Short exercise: Give only the count of lines containing "gelten".

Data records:

▬▬▬

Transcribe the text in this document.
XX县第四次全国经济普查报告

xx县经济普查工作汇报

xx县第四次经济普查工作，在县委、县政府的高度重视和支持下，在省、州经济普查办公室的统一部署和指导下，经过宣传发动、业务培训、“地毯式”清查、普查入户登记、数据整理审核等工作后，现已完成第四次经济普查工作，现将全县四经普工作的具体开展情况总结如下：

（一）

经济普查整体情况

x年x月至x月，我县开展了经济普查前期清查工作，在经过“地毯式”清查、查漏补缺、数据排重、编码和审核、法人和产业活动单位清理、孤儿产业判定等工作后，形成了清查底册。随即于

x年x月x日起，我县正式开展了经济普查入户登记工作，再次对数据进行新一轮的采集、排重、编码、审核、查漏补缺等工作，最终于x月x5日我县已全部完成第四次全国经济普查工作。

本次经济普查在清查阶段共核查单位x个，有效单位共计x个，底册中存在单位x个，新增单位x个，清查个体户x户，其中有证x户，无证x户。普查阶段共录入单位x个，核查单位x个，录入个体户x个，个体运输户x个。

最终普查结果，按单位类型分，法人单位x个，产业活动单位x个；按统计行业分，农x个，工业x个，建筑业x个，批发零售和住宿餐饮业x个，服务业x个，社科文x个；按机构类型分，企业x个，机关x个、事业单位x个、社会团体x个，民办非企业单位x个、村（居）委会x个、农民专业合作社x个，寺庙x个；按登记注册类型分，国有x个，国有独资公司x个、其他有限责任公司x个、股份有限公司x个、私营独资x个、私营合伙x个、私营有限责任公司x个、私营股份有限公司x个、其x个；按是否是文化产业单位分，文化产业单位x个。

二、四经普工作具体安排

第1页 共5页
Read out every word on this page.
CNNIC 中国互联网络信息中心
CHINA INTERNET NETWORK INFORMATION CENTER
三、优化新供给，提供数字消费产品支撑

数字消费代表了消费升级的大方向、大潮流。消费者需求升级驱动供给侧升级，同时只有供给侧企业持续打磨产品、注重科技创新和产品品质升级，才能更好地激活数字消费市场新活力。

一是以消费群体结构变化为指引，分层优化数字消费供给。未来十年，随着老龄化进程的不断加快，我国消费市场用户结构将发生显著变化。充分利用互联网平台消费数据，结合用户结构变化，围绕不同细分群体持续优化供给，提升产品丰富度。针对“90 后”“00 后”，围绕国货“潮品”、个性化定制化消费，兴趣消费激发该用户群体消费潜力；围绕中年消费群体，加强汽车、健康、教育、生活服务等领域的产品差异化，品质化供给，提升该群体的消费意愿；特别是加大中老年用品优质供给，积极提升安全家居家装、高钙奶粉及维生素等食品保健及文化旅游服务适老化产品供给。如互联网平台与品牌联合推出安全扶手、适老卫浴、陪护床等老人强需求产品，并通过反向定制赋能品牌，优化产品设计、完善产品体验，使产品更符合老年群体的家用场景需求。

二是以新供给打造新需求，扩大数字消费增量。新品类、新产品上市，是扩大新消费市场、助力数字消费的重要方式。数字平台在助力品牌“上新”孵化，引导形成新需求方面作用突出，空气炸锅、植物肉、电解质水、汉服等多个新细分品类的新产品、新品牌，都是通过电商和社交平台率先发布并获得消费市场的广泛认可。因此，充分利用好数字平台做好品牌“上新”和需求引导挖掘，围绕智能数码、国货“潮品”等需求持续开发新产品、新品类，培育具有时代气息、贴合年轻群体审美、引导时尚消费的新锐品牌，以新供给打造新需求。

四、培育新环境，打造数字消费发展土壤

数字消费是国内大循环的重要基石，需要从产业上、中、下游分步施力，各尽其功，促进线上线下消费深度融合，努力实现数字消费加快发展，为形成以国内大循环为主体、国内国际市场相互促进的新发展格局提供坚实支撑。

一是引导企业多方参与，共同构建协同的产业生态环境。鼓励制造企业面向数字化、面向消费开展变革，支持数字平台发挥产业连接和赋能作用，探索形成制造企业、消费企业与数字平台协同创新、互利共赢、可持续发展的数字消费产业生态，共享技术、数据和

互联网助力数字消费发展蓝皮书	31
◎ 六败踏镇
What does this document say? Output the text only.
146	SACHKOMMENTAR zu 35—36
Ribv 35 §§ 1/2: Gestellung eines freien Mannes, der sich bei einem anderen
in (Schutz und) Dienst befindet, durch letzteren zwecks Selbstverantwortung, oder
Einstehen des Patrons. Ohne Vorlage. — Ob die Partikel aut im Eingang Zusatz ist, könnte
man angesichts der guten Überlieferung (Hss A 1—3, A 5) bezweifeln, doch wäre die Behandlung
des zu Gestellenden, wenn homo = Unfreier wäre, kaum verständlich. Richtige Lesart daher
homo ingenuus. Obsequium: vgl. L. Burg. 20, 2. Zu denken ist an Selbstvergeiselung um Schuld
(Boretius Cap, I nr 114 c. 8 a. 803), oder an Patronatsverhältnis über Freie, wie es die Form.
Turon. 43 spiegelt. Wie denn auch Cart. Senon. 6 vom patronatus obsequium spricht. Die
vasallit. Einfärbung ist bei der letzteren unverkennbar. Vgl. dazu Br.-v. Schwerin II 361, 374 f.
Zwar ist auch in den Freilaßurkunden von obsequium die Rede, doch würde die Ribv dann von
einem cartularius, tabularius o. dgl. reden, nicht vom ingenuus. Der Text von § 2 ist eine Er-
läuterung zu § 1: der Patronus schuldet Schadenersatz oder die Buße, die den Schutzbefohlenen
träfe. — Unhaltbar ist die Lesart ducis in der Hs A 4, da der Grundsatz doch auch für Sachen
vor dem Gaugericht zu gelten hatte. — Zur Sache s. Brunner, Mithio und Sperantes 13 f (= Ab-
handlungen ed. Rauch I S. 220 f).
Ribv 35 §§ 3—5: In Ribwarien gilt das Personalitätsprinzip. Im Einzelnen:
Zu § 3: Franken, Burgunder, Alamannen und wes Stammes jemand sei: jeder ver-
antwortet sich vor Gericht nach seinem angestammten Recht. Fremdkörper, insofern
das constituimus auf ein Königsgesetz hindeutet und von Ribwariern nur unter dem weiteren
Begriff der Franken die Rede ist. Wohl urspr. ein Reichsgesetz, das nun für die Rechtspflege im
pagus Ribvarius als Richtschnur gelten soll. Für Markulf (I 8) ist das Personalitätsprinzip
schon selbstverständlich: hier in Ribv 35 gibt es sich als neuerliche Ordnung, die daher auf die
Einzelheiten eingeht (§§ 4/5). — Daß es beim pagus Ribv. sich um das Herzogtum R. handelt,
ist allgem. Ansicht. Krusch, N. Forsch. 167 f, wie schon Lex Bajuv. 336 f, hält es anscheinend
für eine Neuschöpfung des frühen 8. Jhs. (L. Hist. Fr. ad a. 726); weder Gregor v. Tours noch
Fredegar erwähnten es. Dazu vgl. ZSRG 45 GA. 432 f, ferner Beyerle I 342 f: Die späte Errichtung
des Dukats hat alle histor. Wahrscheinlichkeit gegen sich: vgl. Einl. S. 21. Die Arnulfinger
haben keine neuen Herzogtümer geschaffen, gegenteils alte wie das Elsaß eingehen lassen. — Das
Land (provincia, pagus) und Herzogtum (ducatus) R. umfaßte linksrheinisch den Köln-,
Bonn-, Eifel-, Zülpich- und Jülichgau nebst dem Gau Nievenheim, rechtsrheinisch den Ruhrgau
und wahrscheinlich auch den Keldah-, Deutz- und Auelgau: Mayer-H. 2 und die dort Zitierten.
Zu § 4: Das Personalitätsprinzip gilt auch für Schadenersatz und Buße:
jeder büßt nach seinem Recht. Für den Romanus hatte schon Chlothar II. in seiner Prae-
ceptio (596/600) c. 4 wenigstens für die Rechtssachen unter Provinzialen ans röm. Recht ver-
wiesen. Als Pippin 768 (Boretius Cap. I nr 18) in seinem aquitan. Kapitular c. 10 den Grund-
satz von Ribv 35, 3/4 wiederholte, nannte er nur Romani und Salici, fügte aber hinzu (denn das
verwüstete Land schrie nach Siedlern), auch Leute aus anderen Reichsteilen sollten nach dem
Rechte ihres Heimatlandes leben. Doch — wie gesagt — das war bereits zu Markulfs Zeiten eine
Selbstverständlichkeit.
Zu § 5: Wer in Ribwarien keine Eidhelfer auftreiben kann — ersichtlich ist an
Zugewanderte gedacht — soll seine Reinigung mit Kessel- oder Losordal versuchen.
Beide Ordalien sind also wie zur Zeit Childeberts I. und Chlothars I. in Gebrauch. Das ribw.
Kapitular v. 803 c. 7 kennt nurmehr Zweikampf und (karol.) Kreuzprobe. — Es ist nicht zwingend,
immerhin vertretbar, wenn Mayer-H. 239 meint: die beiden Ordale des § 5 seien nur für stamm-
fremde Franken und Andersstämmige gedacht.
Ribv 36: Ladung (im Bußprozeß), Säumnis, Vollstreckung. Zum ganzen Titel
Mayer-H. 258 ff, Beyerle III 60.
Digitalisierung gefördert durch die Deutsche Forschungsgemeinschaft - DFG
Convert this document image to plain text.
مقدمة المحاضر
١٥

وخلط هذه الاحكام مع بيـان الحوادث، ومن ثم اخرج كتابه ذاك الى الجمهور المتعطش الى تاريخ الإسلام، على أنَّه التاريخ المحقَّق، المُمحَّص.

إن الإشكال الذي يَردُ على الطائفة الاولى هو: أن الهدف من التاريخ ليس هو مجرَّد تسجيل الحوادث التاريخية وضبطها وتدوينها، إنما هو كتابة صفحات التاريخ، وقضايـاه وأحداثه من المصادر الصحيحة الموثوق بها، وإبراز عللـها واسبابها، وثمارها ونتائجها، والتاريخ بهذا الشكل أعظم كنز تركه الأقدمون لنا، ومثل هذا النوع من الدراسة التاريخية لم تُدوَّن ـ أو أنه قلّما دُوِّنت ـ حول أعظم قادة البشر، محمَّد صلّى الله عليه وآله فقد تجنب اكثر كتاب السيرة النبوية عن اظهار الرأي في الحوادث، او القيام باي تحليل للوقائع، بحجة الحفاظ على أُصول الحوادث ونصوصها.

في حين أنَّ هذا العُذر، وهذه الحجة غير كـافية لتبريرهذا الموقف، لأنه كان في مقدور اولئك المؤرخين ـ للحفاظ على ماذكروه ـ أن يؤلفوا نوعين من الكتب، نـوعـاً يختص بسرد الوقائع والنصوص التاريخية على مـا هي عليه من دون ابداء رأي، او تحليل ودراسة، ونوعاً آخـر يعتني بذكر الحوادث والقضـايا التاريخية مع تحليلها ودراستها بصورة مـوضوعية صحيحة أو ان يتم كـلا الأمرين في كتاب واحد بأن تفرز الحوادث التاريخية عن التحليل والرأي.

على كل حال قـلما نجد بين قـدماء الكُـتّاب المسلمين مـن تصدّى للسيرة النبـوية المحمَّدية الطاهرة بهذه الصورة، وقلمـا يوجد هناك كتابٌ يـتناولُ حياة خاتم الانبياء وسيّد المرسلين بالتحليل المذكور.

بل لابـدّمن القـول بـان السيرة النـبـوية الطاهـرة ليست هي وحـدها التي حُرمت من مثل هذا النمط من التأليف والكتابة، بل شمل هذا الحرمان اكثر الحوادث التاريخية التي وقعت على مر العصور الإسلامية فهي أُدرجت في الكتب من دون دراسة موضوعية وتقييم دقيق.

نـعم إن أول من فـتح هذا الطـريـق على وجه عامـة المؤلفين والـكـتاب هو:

▬▬▬

Final result: 2